GIVEN PASSAGE:
(begin)
Well what about (2,2) ?

- Loser66

I think set of all a, b such that a =b

- anonymous

All cases where a=b.

- Empty

;)

- freckles

\[a=\frac{m}{n} \text{ and } b=\frac{r}{s} \\ \frac{a}{b}+\frac{b}{a}=\frac{(ms)^2+(rn)^2}{mrns}\]
I was kinda thinking about doing something with Pythagorean triplets

- ganeshie8

Haha right, \(\{(t,t)| t\in \mathbb{Q^{+}}\}\)
no other pairs ?

- Empty

Hmmm it would be really nice if we weren't restricted to positive values for a and b.

- ganeshie8

this is part of a problem where a, b happen to be positive rationals
letting a,b negative simplifies the work is it ?

- Empty

I don't know it just gives more freedom to play around haha. I was thinking of the geometric series and trying to figure out how to make that work. Specifically taking @freckles and putting in something like
\[\frac{m^2s^2 + r^2n^2}{mrns} = \frac{x^{2y}-1}{x-1}\]
And trying to find solutions here between stuff idk

- ganeshie8

Here is the complete problem :
https://i.gyazo.com/0c248335ae5de46d24e0ac606c15be22.png

- freckles

how did you reduce it down to this one

- ganeshie8

https://i.gyazo.com/68131a72247a651646b4589de2101e8d.png

- ganeshie8

btw in the actual problem \(a=b\) is not a solution because the left hand side vanishes then..

- freckles

ah ok

- ganeshie8

actually i wanted to show that the only integer value of `a/b + b/a` is 2 when a,b are positive are rationals

- freckles

oh i see the problem came from @Astrophysics 's post
it was the one posted by @mukushla

- ganeshie8

yes.. that one..

- freckles

\[\frac{a}{b}+\frac{b}{a}=2 \\ a^2+b^2=2ab \\ (a-b)^2=0 \\ a=b\]

- freckles

but a can't be b because that one side vanishes

- freckles

so that would be mean that one thingy can't be 2

- ganeshie8

right, then we conclude that there are no solutions

- ganeshie8

it all boils down to showing that \(\frac{a}{b}+\frac{b}{a}\) cannot be an integer when \(a\ne b\)
(end)
INPUT DATA:
(begin)
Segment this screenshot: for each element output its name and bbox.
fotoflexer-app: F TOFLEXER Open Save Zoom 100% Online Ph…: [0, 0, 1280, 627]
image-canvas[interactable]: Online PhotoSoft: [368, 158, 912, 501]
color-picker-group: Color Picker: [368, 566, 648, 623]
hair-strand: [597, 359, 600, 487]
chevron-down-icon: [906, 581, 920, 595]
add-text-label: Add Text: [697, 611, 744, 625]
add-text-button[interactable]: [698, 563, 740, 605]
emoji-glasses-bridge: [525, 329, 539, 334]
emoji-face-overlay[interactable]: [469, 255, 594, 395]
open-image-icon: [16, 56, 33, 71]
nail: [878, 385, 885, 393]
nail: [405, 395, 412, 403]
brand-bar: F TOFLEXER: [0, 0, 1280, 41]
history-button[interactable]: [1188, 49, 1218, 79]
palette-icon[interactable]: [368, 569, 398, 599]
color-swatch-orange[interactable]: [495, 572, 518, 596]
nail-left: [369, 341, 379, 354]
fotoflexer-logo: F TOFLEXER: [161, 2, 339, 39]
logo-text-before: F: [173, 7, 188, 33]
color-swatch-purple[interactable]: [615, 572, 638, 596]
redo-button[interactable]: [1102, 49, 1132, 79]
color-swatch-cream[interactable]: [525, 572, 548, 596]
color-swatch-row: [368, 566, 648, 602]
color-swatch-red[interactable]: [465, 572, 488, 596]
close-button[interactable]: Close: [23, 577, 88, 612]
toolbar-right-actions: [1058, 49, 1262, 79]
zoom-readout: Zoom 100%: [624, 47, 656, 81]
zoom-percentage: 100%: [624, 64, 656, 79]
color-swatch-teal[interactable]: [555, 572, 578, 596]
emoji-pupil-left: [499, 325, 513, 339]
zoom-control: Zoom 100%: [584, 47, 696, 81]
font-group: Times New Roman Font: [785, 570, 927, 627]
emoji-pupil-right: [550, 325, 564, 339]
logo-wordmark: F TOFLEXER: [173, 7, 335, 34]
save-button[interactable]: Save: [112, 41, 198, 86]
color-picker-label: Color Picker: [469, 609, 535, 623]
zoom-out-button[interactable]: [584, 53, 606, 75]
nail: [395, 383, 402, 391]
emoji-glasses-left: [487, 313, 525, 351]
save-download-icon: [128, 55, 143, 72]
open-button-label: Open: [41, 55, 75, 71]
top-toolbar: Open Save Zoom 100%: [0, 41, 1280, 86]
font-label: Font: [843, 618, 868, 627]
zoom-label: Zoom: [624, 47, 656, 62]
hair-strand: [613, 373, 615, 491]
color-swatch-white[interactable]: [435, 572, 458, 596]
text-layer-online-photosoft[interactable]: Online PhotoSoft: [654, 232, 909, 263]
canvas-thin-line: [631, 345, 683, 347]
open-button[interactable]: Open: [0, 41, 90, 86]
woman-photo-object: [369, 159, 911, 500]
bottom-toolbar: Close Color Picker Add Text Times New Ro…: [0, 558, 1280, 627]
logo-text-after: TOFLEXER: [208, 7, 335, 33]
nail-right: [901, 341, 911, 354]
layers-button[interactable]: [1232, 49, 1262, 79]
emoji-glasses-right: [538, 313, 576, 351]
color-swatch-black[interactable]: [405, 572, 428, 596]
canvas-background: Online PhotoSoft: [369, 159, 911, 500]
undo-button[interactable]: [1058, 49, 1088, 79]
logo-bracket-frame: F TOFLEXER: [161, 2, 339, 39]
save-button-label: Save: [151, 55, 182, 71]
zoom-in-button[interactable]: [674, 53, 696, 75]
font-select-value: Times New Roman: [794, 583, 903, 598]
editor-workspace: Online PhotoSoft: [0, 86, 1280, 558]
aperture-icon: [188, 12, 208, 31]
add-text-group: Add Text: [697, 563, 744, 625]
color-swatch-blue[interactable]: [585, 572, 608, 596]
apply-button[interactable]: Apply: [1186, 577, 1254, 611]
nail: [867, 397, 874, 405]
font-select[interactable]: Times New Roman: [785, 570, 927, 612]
(end)
WRITTEN REQUEST 1: List every username that the forum thread on a/b + b/a mentions with an @ sign.
WRITTEN REQUEST 2: Put the listing, from its first line through the line containing "chevron-down-icon: [906, 581, 920, 595]", into a Markdown table with columns No. and Entry, skipping any blank lines.

EXPECTED OUTPUT 1: freckles, Astrophysics, mukushla

EXPECTED OUTPUT 2:
| No. | Entry |
|---|---|
| 1 | Segment this screenshot: for each element output its name and bbox. |
| 2 | fotoflexer-app: F TOFLEXER Open Save Zoom 100% Online Ph…: [0, 0, 1280, 627] |
| 3 | image-canvas[interactable]: Online PhotoSoft: [368, 158, 912, 501] |
| 4 | color-picker-group: Color Picker: [368, 566, 648, 623] |
| 5 | hair-strand: [597, 359, 600, 487] |
| 6 | chevron-down-icon: [906, 581, 920, 595] |